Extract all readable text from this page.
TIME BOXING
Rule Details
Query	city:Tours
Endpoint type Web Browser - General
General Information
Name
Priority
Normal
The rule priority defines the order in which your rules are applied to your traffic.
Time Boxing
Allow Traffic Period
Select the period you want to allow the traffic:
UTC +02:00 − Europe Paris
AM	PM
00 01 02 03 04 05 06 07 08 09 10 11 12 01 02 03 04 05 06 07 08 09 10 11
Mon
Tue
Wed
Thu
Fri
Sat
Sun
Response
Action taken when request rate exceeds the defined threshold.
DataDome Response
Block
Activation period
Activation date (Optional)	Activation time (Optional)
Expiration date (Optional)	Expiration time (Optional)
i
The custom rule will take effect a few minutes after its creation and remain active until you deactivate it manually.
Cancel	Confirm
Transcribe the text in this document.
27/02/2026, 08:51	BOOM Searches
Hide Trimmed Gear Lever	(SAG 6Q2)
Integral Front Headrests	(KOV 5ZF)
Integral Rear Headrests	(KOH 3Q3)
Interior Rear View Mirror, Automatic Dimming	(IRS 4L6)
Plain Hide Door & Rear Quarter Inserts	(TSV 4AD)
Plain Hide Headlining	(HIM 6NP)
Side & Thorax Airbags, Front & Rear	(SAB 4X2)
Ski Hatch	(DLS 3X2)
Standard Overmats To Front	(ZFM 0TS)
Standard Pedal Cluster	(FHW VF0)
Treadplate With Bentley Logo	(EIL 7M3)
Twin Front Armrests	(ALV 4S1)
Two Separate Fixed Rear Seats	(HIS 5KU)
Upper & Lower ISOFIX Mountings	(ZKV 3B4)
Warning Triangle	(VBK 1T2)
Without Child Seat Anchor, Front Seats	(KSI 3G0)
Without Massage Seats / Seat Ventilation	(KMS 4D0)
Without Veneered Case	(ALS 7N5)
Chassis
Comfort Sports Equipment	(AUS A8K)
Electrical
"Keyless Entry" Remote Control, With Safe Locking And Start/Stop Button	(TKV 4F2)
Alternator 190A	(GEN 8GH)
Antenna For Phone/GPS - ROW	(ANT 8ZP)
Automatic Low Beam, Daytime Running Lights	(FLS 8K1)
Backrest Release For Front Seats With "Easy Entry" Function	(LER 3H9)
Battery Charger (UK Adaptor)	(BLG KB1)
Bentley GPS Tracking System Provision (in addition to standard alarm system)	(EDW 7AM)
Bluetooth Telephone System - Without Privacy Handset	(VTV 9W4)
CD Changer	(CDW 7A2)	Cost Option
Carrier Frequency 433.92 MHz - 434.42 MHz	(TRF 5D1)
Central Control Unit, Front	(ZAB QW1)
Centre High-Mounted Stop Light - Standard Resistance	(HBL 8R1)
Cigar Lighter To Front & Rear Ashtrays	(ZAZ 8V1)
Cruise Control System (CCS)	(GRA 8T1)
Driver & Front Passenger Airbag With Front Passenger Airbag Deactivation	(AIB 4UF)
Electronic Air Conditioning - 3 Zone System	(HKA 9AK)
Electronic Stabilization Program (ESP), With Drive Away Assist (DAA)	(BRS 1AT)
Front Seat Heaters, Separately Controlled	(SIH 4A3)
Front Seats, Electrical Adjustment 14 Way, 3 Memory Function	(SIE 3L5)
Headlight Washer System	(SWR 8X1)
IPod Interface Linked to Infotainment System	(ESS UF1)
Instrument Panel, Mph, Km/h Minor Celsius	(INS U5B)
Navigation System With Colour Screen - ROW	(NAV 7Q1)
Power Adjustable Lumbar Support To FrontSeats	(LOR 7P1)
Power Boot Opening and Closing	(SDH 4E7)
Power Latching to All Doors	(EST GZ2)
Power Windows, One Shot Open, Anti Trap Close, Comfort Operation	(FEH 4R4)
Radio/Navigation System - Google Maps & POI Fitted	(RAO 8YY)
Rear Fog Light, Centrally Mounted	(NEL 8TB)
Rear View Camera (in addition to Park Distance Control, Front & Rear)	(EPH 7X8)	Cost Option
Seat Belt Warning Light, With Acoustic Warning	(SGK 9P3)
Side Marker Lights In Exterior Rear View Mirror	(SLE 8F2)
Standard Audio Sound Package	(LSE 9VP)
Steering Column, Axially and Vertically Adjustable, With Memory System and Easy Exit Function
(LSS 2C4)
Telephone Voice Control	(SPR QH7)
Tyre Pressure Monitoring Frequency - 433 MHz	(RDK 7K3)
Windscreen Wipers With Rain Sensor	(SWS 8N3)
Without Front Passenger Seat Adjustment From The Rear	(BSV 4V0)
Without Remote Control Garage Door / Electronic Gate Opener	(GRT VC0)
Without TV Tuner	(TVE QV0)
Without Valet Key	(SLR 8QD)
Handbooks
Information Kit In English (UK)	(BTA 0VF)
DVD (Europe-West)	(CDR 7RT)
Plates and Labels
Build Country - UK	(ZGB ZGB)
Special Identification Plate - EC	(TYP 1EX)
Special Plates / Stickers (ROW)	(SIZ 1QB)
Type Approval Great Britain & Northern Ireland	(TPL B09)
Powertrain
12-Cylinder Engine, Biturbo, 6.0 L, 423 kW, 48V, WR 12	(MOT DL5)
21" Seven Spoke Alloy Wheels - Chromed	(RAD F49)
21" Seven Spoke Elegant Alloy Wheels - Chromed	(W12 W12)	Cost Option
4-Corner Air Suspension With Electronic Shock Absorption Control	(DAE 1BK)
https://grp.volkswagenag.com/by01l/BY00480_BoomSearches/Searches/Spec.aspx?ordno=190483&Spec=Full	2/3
□ □ □
§ **Aim**: Retype all of the entries precisely as they are.

§ **Final result**:
Extract all readable text from this page.
TIME BOXING
Rule Details
Query	city:Tours
Endpoint type Web Browser - General
General Information
Name
Priority
Normal
The rule priority defines the order in which your rules are applied to your traffic.
Time Boxing
Allow Traffic Period
Select the period you want to allow the traffic:
UTC +02:00 − Europe Paris
AM	PM
00 01 02 03 04 05 06 07 08 09 10 11 12 01 02 03 04 05 06 07 08 09 10 11
Mon
Tue
Wed
Thu
Fri
Sat
Sun
Response
Action taken when request rate exceeds the defined threshold.
DataDome Response
Block
Activation period
Activation date (Optional)	Activation time (Optional)
Expiration date (Optional)	Expiration time (Optional)
i
The custom rule will take effect a few minutes after its creation and remain active until you deactivate it manually.
Cancel	Confirm
Transcribe the text in this document.
27/02/2026, 08:51	BOOM Searches
Hide Trimmed Gear Lever	(SAG 6Q2)
Integral Front Headrests	(KOV 5ZF)
Integral Rear Headrests	(KOH 3Q3)
Interior Rear View Mirror, Automatic Dimming	(IRS 4L6)
Plain Hide Door & Rear Quarter Inserts	(TSV 4AD)
Plain Hide Headlining	(HIM 6NP)
Side & Thorax Airbags, Front & Rear	(SAB 4X2)
Ski Hatch	(DLS 3X2)
Standard Overmats To Front	(ZFM 0TS)
Standard Pedal Cluster	(FHW VF0)
Treadplate With Bentley Logo	(EIL 7M3)
Twin Front Armrests	(ALV 4S1)
Two Separate Fixed Rear Seats	(HIS 5KU)
Upper & Lower ISOFIX Mountings	(ZKV 3B4)
Warning Triangle	(VBK 1T2)
Without Child Seat Anchor, Front Seats	(KSI 3G0)
Without Massage Seats / Seat Ventilation	(KMS 4D0)
Without Veneered Case	(ALS 7N5)
Chassis
Comfort Sports Equipment	(AUS A8K)
Electrical
"Keyless Entry" Remote Control, With Safe Locking And Start/Stop Button	(TKV 4F2)
Alternator 190A	(GEN 8GH)
Antenna For Phone/GPS - ROW	(ANT 8ZP)
Automatic Low Beam, Daytime Running Lights	(FLS 8K1)
Backrest Release For Front Seats With "Easy Entry" Function	(LER 3H9)
Battery Charger (UK Adaptor)	(BLG KB1)
Bentley GPS Tracking System Provision (in addition to standard alarm system)	(EDW 7AM)
Bluetooth Telephone System - Without Privacy Handset	(VTV 9W4)
CD Changer	(CDW 7A2)	Cost Option
Carrier Frequency 433.92 MHz - 434.42 MHz	(TRF 5D1)
Central Control Unit, Front	(ZAB QW1)
Centre High-Mounted Stop Light - Standard Resistance	(HBL 8R1)
Cigar Lighter To Front & Rear Ashtrays	(ZAZ 8V1)
Cruise Control System (CCS)	(GRA 8T1)
Driver & Front Passenger Airbag With Front Passenger Airbag Deactivation	(AIB 4UF)
Electronic Air Conditioning - 3 Zone System	(HKA 9AK)
Electronic Stabilization Program (ESP), With Drive Away Assist (DAA)	(BRS 1AT)
Front Seat Heaters, Separately Controlled	(SIH 4A3)
Front Seats, Electrical Adjustment 14 Way, 3 Memory Function	(SIE 3L5)
Headlight Washer System	(SWR 8X1)
IPod Interface Linked to Infotainment System	(ESS UF1)
Instrument Panel, Mph, Km/h Minor Celsius	(INS U5B)
Navigation System With Colour Screen - ROW	(NAV 7Q1)
Power Adjustable Lumbar Support To FrontSeats	(LOR 7P1)
Power Boot Opening and Closing	(SDH 4E7)
Power Latching to All Doors	(EST GZ2)
Power Windows, One Shot Open, Anti Trap Close, Comfort Operation	(FEH 4R4)
Radio/Navigation System - Google Maps & POI Fitted	(RAO 8YY)
Rear Fog Light, Centrally Mounted	(NEL 8TB)
Rear View Camera (in addition to Park Distance Control, Front & Rear)	(EPH 7X8)	Cost Option
Seat Belt Warning Light, With Acoustic Warning	(SGK 9P3)
Side Marker Lights In Exterior Rear View Mirror	(SLE 8F2)
Standard Audio Sound Package	(LSE 9VP)
Steering Column, Axially and Vertically Adjustable, With Memory System and Easy Exit Function
(LSS 2C4)
Telephone Voice Control	(SPR QH7)
Tyre Pressure Monitoring Frequency - 433 MHz	(RDK 7K3)
Windscreen Wipers With Rain Sensor	(SWS 8N3)
Without Front Passenger Seat Adjustment From The Rear	(BSV 4V0)
Without Remote Control Garage Door / Electronic Gate Opener	(GRT VC0)
Without TV Tuner	(TVE QV0)
Without Valet Key	(SLR 8QD)
Handbooks
Information Kit In English (UK)	(BTA 0VF)
DVD (Europe-West)	(CDR 7RT)
Plates and Labels
Build Country - UK	(ZGB ZGB)
Special Identification Plate - EC	(TYP 1EX)
Special Plates / Stickers (ROW)	(SIZ 1QB)
Type Approval Great Britain & Northern Ireland	(TPL B09)
Powertrain
12-Cylinder Engine, Biturbo, 6.0 L, 423 kW, 48V, WR 12	(MOT DL5)
21" Seven Spoke Alloy Wheels - Chromed	(RAD F49)
21" Seven Spoke Elegant Alloy Wheels - Chromed	(W12 W12)	Cost Option
4-Corner Air Suspension With Electronic Shock Absorption Control	(DAE 1BK)
https://grp.volkswagenag.com/by01l/BY00480_BoomSearches/Searches/Spec.aspx?ordno=190483&Spec=Full	2/3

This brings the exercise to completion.